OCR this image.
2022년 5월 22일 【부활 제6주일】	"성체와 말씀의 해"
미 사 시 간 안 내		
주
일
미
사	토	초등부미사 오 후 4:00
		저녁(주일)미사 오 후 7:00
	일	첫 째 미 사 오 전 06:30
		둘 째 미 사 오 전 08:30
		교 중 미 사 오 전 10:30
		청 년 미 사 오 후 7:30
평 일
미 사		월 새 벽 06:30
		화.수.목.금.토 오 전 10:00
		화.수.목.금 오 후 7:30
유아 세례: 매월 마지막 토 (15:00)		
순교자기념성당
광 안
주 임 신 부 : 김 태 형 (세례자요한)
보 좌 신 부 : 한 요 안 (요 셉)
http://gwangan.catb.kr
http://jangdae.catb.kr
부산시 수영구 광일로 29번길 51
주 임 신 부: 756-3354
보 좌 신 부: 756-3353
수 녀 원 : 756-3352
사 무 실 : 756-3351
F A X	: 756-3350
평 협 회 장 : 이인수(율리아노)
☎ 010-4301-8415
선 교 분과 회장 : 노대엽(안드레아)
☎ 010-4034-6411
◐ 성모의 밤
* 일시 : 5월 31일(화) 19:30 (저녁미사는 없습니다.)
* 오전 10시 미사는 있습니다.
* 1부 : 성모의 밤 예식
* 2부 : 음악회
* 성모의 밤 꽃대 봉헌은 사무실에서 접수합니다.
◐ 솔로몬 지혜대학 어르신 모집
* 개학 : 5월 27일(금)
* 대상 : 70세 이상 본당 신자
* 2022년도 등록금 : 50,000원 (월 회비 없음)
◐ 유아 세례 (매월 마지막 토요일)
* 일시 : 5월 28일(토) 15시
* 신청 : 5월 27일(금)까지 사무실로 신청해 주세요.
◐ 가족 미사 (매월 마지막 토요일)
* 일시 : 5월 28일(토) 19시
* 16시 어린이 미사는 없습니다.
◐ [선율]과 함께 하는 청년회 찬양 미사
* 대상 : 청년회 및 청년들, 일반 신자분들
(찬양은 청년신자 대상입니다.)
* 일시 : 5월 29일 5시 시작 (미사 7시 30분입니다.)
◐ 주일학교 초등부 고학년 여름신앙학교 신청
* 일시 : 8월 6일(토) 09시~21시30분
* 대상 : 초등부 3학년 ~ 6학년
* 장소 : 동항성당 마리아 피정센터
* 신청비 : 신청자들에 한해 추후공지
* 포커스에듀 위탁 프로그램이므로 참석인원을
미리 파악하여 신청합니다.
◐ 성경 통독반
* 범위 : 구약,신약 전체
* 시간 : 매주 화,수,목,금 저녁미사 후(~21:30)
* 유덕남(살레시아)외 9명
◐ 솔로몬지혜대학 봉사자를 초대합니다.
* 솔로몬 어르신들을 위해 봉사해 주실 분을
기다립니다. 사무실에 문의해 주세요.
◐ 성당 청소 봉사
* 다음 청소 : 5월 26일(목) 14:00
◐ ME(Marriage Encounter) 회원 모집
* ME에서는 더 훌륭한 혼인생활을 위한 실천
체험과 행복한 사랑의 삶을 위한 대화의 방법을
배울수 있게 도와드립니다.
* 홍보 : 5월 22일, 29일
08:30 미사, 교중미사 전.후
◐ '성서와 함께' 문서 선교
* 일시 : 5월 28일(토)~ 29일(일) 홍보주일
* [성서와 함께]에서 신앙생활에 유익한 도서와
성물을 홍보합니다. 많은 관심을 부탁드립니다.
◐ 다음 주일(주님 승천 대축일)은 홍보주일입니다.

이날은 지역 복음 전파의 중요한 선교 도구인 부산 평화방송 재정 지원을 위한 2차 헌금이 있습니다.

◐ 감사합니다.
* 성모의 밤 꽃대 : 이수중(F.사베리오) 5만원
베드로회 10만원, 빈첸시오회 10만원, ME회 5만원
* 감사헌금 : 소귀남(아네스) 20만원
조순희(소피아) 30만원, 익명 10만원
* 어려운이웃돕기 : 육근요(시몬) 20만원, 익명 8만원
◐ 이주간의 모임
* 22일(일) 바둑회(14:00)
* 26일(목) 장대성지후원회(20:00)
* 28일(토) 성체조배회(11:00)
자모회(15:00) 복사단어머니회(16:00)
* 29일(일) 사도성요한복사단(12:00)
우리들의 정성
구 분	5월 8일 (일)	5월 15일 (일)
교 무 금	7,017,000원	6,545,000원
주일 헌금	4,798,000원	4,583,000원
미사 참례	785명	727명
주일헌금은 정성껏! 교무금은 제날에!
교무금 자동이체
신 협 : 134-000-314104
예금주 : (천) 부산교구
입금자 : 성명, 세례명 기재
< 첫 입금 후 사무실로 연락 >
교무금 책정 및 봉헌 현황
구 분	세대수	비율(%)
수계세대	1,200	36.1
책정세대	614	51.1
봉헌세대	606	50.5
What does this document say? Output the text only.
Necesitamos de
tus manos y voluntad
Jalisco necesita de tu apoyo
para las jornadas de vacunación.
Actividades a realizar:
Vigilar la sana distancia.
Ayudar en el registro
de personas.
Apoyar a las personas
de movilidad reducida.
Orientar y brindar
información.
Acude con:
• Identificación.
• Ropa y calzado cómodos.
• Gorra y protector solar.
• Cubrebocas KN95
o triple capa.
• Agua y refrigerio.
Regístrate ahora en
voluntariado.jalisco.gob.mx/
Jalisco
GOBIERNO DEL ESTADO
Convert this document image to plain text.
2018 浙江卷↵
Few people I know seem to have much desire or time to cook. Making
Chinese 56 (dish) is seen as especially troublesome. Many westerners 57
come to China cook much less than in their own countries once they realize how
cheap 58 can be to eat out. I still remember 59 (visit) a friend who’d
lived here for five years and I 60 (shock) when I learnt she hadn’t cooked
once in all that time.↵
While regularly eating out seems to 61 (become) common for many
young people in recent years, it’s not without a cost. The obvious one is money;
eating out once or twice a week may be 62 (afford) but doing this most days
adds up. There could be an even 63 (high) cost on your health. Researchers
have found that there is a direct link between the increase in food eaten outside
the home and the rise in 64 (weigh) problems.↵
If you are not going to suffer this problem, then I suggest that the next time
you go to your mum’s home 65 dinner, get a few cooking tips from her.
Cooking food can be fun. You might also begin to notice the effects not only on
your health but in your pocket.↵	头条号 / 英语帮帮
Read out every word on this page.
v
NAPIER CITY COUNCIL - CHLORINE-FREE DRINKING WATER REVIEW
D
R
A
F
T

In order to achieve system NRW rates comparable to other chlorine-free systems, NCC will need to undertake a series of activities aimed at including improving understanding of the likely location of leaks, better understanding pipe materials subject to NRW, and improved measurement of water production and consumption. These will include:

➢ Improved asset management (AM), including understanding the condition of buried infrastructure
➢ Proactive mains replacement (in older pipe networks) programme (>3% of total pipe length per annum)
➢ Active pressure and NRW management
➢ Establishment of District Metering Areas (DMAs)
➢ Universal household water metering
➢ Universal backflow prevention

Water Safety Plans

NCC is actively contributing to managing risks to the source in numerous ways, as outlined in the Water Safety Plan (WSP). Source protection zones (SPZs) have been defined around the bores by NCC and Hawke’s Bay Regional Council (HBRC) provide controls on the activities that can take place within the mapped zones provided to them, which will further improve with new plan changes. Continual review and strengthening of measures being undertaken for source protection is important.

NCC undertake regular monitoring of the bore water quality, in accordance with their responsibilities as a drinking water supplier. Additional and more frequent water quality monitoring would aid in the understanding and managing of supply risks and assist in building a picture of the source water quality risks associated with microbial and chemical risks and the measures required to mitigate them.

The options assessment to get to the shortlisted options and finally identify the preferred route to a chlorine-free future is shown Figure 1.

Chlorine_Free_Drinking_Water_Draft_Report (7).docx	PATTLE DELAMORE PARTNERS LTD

* * * * * * *

» DIRECTIVE
Give the data again, exactly as it stands.

» TASK OUTPUT
OCR this image.
2022년 5월 22일 【부활 제6주일】	"성체와 말씀의 해"
미 사 시 간 안 내		
주
일
미
사	토	초등부미사 오 후 4:00
		저녁(주일)미사 오 후 7:00
	일	첫 째 미 사 오 전 06:30
		둘 째 미 사 오 전 08:30
		교 중 미 사 오 전 10:30
		청 년 미 사 오 후 7:30
평 일
미 사		월 새 벽 06:30
		화.수.목.금.토 오 전 10:00
		화.수.목.금 오 후 7:30
유아 세례: 매월 마지막 토 (15:00)		
순교자기념성당
광 안
주 임 신 부 : 김 태 형 (세례자요한)
보 좌 신 부 : 한 요 안 (요 셉)
http://gwangan.catb.kr
http://jangdae.catb.kr
부산시 수영구 광일로 29번길 51
주 임 신 부: 756-3354
보 좌 신 부: 756-3353
수 녀 원 : 756-3352
사 무 실 : 756-3351
F A X	: 756-3350
평 협 회 장 : 이인수(율리아노)
☎ 010-4301-8415
선 교 분과 회장 : 노대엽(안드레아)
☎ 010-4034-6411
◐ 성모의 밤
* 일시 : 5월 31일(화) 19:30 (저녁미사는 없습니다.)
* 오전 10시 미사는 있습니다.
* 1부 : 성모의 밤 예식
* 2부 : 음악회
* 성모의 밤 꽃대 봉헌은 사무실에서 접수합니다.
◐ 솔로몬 지혜대학 어르신 모집
* 개학 : 5월 27일(금)
* 대상 : 70세 이상 본당 신자
* 2022년도 등록금 : 50,000원 (월 회비 없음)
◐ 유아 세례 (매월 마지막 토요일)
* 일시 : 5월 28일(토) 15시
* 신청 : 5월 27일(금)까지 사무실로 신청해 주세요.
◐ 가족 미사 (매월 마지막 토요일)
* 일시 : 5월 28일(토) 19시
* 16시 어린이 미사는 없습니다.
◐ [선율]과 함께 하는 청년회 찬양 미사
* 대상 : 청년회 및 청년들, 일반 신자분들
(찬양은 청년신자 대상입니다.)
* 일시 : 5월 29일 5시 시작 (미사 7시 30분입니다.)
◐ 주일학교 초등부 고학년 여름신앙학교 신청
* 일시 : 8월 6일(토) 09시~21시30분
* 대상 : 초등부 3학년 ~ 6학년
* 장소 : 동항성당 마리아 피정센터
* 신청비 : 신청자들에 한해 추후공지
* 포커스에듀 위탁 프로그램이므로 참석인원을
미리 파악하여 신청합니다.
◐ 성경 통독반
* 범위 : 구약,신약 전체
* 시간 : 매주 화,수,목,금 저녁미사 후(~21:30)
* 유덕남(살레시아)외 9명
◐ 솔로몬지혜대학 봉사자를 초대합니다.
* 솔로몬 어르신들을 위해 봉사해 주실 분을
기다립니다. 사무실에 문의해 주세요.
◐ 성당 청소 봉사
* 다음 청소 : 5월 26일(목) 14:00
◐ ME(Marriage Encounter) 회원 모집
* ME에서는 더 훌륭한 혼인생활을 위한 실천
체험과 행복한 사랑의 삶을 위한 대화의 방법을
배울수 있게 도와드립니다.
* 홍보 : 5월 22일, 29일
08:30 미사, 교중미사 전.후
◐ '성서와 함께' 문서 선교
* 일시 : 5월 28일(토)~ 29일(일) 홍보주일
* [성서와 함께]에서 신앙생활에 유익한 도서와
성물을 홍보합니다. 많은 관심을 부탁드립니다.
◐ 다음 주일(주님 승천 대축일)은 홍보주일입니다.

이날은 지역 복음 전파의 중요한 선교 도구인 부산 평화방송 재정 지원을 위한 2차 헌금이 있습니다.

◐ 감사합니다.
* 성모의 밤 꽃대 : 이수중(F.사베리오) 5만원
베드로회 10만원, 빈첸시오회 10만원, ME회 5만원
* 감사헌금 : 소귀남(아네스) 20만원
조순희(소피아) 30만원, 익명 10만원
* 어려운이웃돕기 : 육근요(시몬) 20만원, 익명 8만원
◐ 이주간의 모임
* 22일(일) 바둑회(14:00)
* 26일(목) 장대성지후원회(20:00)
* 28일(토) 성체조배회(11:00)
자모회(15:00) 복사단어머니회(16:00)
* 29일(일) 사도성요한복사단(12:00)
우리들의 정성
구 분	5월 8일 (일)	5월 15일 (일)
교 무 금	7,017,000원	6,545,000원
주일 헌금	4,798,000원	4,583,000원
미사 참례	785명	727명
주일헌금은 정성껏! 교무금은 제날에!
교무금 자동이체
신 협 : 134-000-314104
예금주 : (천) 부산교구
입금자 : 성명, 세례명 기재
< 첫 입금 후 사무실로 연락 >
교무금 책정 및 봉헌 현황
구 분	세대수	비율(%)
수계세대	1,200	36.1
책정세대	614	51.1
봉헌세대	606	50.5
What does this document say? Output the text only.
Necesitamos de
tus manos y voluntad
Jalisco necesita de tu apoyo
para las jornadas de vacunación.
Actividades a realizar:
Vigilar la sana distancia.
Ayudar en el registro
de personas.
Apoyar a las personas
de movilidad reducida.
Orientar y brindar
información.
Acude con:
• Identificación.
• Ropa y calzado cómodos.
• Gorra y protector solar.
• Cubrebocas KN95
o triple capa.
• Agua y refrigerio.
Regístrate ahora en
voluntariado.jalisco.gob.mx/
Jalisco
GOBIERNO DEL ESTADO
Convert this document image to plain text.
2018 浙江卷↵
Few people I know seem to have much desire or time to cook. Making
Chinese 56 (dish) is seen as especially troublesome. Many westerners 57
come to China cook much less than in their own countries once they realize how
cheap 58 can be to eat out. I still remember 59 (visit) a friend who’d
lived here for five years and I 60 (shock) when I learnt she hadn’t cooked
once in all that time.↵
While regularly eating out seems to 61 (become) common for many
young people in recent years, it’s not without a cost. The obvious one is money;
eating out once or twice a week may be 62 (afford) but doing this most days
adds up. There could be an even 63 (high) cost on your health. Researchers
have found that there is a direct link between the increase in food eaten outside
the home and the rise in 64 (weigh) problems.↵
If you are not going to suffer this problem, then I suggest that the next time
you go to your mum’s home 65 dinner, get a few cooking tips from her.
Cooking food can be fun. You might also begin to notice the effects not only on
your health but in your pocket.↵	头条号 / 英语帮帮
Read out every word on this page.
v
NAPIER CITY COUNCIL - CHLORINE-FREE DRINKING WATER REVIEW
D
R
A
F
T

In order to achieve system NRW rates comparable to other chlorine-free systems, NCC will need to undertake a series of activities aimed at including improving understanding of the likely location of leaks, better understanding pipe materials subject to NRW, and improved measurement of water production and consumption. These will include:

➢ Improved asset management (AM), including understanding the condition of buried infrastructure
➢ Proactive mains replacement (in older pipe networks) programme (>3% of total pipe length per annum)
➢ Active pressure and NRW management
➢ Establishment of District Metering Areas (DMAs)
➢ Universal household water metering
➢ Universal backflow prevention

Water Safety Plans

NCC is actively contributing to managing risks to the source in numerous ways, as outlined in the Water Safety Plan (WSP). Source protection zones (SPZs) have been defined around the bores by NCC and Hawke’s Bay Regional Council (HBRC) provide controls on the activities that can take place within the mapped zones provided to them, which will further improve with new plan changes. Continual review and strengthening of measures being undertaken for source protection is important.

NCC undertake regular monitoring of the bore water quality, in accordance with their responsibilities as a drinking water supplier. Additional and more frequent water quality monitoring would aid in the understanding and managing of supply risks and assist in building a picture of the source water quality risks associated with microbial and chemical risks and the measures required to mitigate them.

The options assessment to get to the shortlisted options and finally identify the preferred route to a chlorine-free future is shown Figure 1.

Chlorine_Free_Drinking_Water_Draft_Report (7).docx	PATTLE DELAMORE PARTNERS LTD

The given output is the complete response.